Omit the pictures, then write out every entry exactly as it reads.

begin RECORD EXCERPTS

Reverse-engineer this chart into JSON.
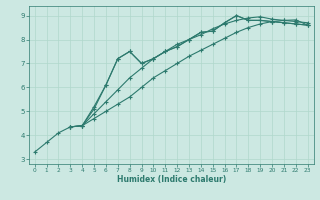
{
  "xlabel": "Humidex (Indice chaleur)",
  "bg_color": "#cce8e2",
  "line_color": "#2d7a6e",
  "grid_color": "#b0d8cc",
  "xlim": [
    -0.5,
    23.5
  ],
  "ylim": [
    2.8,
    9.4
  ],
  "yticks": [
    3,
    4,
    5,
    6,
    7,
    8,
    9
  ],
  "xticks": [
    0,
    1,
    2,
    3,
    4,
    5,
    6,
    7,
    8,
    9,
    10,
    11,
    12,
    13,
    14,
    15,
    16,
    17,
    18,
    19,
    20,
    21,
    22,
    23
  ],
  "line1_x": [
    0,
    1,
    2,
    3,
    4,
    5,
    6,
    7,
    8,
    9,
    10,
    11,
    12,
    13,
    14,
    15,
    16,
    17,
    18,
    19,
    20,
    21,
    22,
    23
  ],
  "line1_y": [
    3.3,
    3.7,
    4.1,
    4.35,
    4.4,
    5.2,
    6.1,
    7.2,
    7.5,
    7.0,
    7.2,
    7.5,
    7.7,
    8.0,
    8.3,
    8.35,
    8.7,
    9.0,
    8.8,
    8.8,
    8.75,
    8.7,
    8.65,
    8.6
  ],
  "line2_x": [
    3,
    4,
    5,
    6,
    7,
    8,
    9,
    10,
    11,
    12,
    13,
    14,
    15,
    16,
    17,
    18,
    19,
    20,
    21,
    22,
    23
  ],
  "line2_y": [
    4.35,
    4.4,
    5.1,
    6.1,
    7.2,
    7.5,
    7.0,
    7.2,
    7.5,
    7.7,
    8.0,
    8.3,
    8.35,
    8.7,
    9.0,
    8.8,
    8.8,
    8.75,
    8.7,
    8.65,
    8.6
  ],
  "line3_x": [
    3,
    4,
    5,
    6,
    7,
    8,
    9,
    10,
    11,
    12,
    13,
    14,
    15,
    16,
    17,
    18,
    19,
    20,
    21,
    22,
    23
  ],
  "line3_y": [
    4.35,
    4.4,
    4.9,
    5.4,
    5.9,
    6.4,
    6.8,
    7.2,
    7.5,
    7.8,
    8.0,
    8.2,
    8.45,
    8.65,
    8.8,
    8.9,
    8.95,
    8.85,
    8.8,
    8.75,
    8.7
  ],
  "line4_x": [
    3,
    4,
    5,
    6,
    7,
    8,
    9,
    10,
    11,
    12,
    13,
    14,
    15,
    16,
    17,
    18,
    19,
    20,
    21,
    22,
    23
  ],
  "line4_y": [
    4.35,
    4.4,
    4.7,
    5.0,
    5.3,
    5.6,
    6.0,
    6.4,
    6.7,
    7.0,
    7.3,
    7.55,
    7.8,
    8.05,
    8.3,
    8.5,
    8.65,
    8.75,
    8.8,
    8.82,
    8.6
  ]
}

end RECORD EXCERPTS

* EXERCISE SOLUTION:
Reverse-engineer this chart into JSON.
{
  "xlabel": "Humidex (Indice chaleur)",
  "bg_color": "#cce8e2",
  "line_color": "#2d7a6e",
  "grid_color": "#b0d8cc",
  "xlim": [
    -0.5,
    23.5
  ],
  "ylim": [
    2.8,
    9.4
  ],
  "yticks": [
    3,
    4,
    5,
    6,
    7,
    8,
    9
  ],
  "xticks": [
    0,
    1,
    2,
    3,
    4,
    5,
    6,
    7,
    8,
    9,
    10,
    11,
    12,
    13,
    14,
    15,
    16,
    17,
    18,
    19,
    20,
    21,
    22,
    23
  ],
  "line1_x": [
    0,
    1,
    2,
    3,
    4,
    5,
    6,
    7,
    8,
    9,
    10,
    11,
    12,
    13,
    14,
    15,
    16,
    17,
    18,
    19,
    20,
    21,
    22,
    23
  ],
  "line1_y": [
    3.3,
    3.7,
    4.1,
    4.35,
    4.4,
    5.2,
    6.1,
    7.2,
    7.5,
    7.0,
    7.2,
    7.5,
    7.7,
    8.0,
    8.3,
    8.35,
    8.7,
    9.0,
    8.8,
    8.8,
    8.75,
    8.7,
    8.65,
    8.6
  ],
  "line2_x": [
    3,
    4,
    5,
    6,
    7,
    8,
    9,
    10,
    11,
    12,
    13,
    14,
    15,
    16,
    17,
    18,
    19,
    20,
    21,
    22,
    23
  ],
  "line2_y": [
    4.35,
    4.4,
    5.1,
    6.1,
    7.2,
    7.5,
    7.0,
    7.2,
    7.5,
    7.7,
    8.0,
    8.3,
    8.35,
    8.7,
    9.0,
    8.8,
    8.8,
    8.75,
    8.7,
    8.65,
    8.6
  ],
  "line3_x": [
    3,
    4,
    5,
    6,
    7,
    8,
    9,
    10,
    11,
    12,
    13,
    14,
    15,
    16,
    17,
    18,
    19,
    20,
    21,
    22,
    23
  ],
  "line3_y": [
    4.35,
    4.4,
    4.9,
    5.4,
    5.9,
    6.4,
    6.8,
    7.2,
    7.5,
    7.8,
    8.0,
    8.2,
    8.45,
    8.65,
    8.8,
    8.9,
    8.95,
    8.85,
    8.8,
    8.75,
    8.7
  ],
  "line4_x": [
    3,
    4,
    5,
    6,
    7,
    8,
    9,
    10,
    11,
    12,
    13,
    14,
    15,
    16,
    17,
    18,
    19,
    20,
    21,
    22,
    23
  ],
  "line4_y": [
    4.35,
    4.4,
    4.7,
    5.0,
    5.3,
    5.6,
    6.0,
    6.4,
    6.7,
    7.0,
    7.3,
    7.55,
    7.8,
    8.05,
    8.3,
    8.5,
    8.65,
    8.75,
    8.8,
    8.82,
    8.6
  ]
}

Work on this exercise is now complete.